== Source data ==
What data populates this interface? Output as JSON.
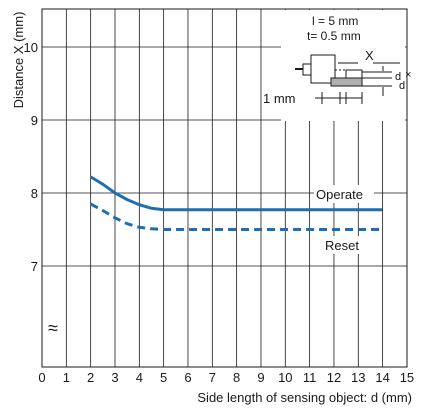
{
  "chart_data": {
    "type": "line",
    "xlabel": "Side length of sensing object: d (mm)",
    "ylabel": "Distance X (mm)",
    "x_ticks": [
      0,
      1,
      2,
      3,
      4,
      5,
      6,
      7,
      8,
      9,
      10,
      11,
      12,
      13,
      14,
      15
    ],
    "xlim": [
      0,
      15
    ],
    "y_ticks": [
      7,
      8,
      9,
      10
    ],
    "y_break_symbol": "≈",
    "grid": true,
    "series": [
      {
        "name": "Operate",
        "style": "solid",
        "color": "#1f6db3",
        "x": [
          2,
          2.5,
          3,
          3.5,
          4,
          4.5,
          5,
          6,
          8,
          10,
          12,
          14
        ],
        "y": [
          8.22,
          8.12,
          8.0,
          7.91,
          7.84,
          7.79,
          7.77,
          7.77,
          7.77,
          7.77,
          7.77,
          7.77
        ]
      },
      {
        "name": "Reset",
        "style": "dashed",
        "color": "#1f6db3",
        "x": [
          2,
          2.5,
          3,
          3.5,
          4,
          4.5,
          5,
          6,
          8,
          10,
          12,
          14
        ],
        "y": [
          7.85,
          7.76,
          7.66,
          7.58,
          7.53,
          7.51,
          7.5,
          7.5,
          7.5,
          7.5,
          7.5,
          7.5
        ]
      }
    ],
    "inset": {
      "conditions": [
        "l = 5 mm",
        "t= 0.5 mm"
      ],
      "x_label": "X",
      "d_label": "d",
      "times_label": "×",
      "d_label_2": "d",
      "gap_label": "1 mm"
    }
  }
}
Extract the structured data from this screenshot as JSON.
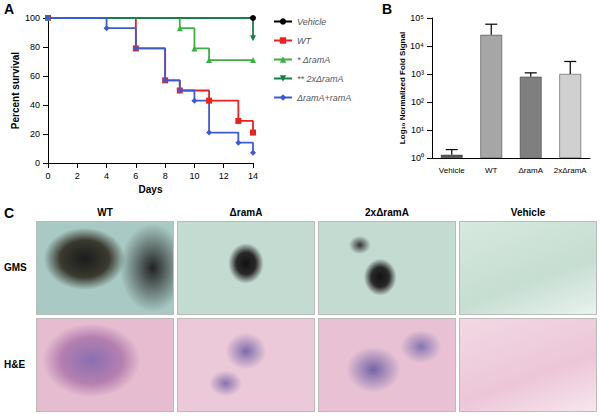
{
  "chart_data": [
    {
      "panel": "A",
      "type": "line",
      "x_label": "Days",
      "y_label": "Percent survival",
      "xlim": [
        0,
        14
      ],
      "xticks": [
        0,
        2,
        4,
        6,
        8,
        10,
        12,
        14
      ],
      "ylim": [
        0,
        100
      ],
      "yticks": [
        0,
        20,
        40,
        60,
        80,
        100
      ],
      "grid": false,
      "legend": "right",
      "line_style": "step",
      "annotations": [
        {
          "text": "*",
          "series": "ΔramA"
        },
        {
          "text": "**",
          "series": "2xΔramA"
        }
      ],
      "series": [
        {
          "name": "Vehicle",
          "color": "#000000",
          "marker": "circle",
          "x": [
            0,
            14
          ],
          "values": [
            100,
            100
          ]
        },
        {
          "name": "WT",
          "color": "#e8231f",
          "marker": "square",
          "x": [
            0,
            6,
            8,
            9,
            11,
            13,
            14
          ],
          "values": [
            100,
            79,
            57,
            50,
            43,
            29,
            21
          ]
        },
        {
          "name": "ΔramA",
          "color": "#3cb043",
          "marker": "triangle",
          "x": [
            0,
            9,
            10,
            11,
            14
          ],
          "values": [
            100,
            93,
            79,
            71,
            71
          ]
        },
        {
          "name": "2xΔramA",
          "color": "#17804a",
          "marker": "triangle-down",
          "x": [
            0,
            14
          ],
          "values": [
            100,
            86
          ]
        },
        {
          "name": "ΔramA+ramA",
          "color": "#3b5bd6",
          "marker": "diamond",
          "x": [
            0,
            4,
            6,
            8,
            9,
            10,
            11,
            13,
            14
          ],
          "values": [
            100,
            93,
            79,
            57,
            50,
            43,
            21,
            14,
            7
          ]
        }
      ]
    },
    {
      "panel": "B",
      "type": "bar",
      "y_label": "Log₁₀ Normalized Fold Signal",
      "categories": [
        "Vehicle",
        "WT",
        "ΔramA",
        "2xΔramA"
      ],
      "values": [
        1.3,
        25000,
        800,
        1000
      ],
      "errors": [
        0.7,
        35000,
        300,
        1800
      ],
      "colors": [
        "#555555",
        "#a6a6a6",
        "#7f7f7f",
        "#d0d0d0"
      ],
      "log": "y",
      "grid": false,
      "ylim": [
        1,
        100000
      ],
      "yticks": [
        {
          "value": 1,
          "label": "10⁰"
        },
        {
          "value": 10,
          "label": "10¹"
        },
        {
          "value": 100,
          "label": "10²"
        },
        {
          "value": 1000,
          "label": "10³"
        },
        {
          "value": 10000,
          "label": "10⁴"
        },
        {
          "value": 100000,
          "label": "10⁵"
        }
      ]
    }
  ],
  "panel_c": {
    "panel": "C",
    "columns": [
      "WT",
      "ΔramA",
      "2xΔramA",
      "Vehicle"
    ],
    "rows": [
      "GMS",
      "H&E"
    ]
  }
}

== Task description ==
Look through the entries above. Extract each line with the word "name".

== Exercise answer ==
        "name": "Operate",
        "name": "Reset",
          "name": "Vehicle",
          "name": "WT",
          "name": "ΔramA",
          "name": "2xΔramA",
          "name": "ΔramA+ramA",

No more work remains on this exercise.